Dataset records:
'''
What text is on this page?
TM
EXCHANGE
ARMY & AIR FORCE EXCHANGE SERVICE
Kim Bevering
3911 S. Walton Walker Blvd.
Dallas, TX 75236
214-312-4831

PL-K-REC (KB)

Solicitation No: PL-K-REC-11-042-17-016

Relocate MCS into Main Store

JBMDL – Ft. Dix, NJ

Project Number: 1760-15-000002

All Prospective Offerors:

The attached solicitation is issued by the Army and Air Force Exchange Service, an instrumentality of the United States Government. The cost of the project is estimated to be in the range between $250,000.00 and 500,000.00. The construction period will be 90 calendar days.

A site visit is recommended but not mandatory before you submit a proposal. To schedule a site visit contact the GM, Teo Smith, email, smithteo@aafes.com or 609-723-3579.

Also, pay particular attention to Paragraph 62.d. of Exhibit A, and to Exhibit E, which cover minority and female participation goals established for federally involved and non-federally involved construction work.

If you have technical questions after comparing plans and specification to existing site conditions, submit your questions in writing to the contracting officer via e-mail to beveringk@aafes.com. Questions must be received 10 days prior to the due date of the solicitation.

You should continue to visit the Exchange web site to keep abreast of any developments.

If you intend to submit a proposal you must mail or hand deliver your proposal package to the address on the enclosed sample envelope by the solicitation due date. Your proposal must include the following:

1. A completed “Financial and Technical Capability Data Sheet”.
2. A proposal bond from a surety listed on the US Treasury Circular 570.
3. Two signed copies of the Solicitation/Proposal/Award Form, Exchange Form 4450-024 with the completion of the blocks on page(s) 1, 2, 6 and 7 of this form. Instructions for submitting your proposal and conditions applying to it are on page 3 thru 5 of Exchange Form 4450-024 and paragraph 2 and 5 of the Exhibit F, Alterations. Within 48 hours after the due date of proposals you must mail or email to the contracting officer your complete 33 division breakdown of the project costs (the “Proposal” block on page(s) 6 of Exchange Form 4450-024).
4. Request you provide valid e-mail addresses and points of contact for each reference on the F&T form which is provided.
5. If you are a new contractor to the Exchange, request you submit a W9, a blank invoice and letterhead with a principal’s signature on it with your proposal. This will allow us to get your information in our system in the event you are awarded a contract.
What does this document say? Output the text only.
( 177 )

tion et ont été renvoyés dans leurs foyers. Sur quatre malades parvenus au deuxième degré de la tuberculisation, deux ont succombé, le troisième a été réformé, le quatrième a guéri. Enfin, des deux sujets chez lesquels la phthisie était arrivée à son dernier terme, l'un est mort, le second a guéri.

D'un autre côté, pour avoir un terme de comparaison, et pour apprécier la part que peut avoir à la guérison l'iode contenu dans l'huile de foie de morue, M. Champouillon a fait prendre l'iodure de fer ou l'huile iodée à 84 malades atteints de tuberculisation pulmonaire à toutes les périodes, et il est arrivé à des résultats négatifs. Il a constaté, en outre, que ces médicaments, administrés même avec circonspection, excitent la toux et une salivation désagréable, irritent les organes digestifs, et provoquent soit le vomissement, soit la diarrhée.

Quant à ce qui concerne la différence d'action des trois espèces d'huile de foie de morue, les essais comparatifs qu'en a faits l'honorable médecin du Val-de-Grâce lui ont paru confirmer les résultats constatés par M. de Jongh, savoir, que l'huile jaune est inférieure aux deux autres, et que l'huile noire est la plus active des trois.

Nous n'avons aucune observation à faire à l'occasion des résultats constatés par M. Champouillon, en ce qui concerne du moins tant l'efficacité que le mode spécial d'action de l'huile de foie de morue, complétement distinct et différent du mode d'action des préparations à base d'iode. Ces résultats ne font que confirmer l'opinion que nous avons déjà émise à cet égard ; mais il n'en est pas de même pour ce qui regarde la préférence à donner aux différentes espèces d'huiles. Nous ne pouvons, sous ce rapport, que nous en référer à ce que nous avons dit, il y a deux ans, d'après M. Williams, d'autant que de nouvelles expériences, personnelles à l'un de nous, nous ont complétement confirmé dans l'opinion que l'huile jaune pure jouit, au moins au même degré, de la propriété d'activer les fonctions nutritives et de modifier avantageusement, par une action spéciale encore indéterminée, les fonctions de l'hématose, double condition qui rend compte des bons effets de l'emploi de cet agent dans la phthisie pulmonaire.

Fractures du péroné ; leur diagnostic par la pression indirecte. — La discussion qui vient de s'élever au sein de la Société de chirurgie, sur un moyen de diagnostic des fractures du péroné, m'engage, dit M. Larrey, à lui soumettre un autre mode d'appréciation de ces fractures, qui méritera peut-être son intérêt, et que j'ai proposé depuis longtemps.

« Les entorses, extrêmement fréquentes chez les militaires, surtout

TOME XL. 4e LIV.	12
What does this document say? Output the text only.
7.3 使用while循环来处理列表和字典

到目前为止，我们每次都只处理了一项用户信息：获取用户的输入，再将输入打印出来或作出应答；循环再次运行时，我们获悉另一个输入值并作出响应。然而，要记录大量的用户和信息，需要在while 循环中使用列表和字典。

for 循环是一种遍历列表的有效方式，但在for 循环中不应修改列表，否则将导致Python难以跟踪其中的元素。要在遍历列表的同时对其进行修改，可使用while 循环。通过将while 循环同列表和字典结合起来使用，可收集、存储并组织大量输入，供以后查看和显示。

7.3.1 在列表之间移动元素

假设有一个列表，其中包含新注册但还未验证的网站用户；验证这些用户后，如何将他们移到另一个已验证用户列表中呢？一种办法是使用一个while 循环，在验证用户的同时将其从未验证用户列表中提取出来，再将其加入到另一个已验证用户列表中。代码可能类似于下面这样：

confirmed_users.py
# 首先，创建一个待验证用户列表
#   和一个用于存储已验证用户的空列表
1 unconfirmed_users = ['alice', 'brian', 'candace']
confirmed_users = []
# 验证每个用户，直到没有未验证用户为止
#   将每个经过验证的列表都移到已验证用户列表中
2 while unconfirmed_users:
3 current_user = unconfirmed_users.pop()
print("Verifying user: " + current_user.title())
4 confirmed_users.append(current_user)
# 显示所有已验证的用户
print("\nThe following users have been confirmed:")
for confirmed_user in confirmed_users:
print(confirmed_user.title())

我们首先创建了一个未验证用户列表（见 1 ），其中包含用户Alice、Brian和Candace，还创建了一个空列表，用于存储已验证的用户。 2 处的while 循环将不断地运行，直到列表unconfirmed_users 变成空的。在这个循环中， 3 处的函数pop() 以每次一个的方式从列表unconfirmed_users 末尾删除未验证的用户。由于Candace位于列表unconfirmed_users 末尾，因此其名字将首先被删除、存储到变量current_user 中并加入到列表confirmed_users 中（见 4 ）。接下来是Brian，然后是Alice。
'''
* [Your task] Extract all lines containing the word "title".

* [The reply]
print("Verifying user: " + current_user.title())
print(confirmed_user.title())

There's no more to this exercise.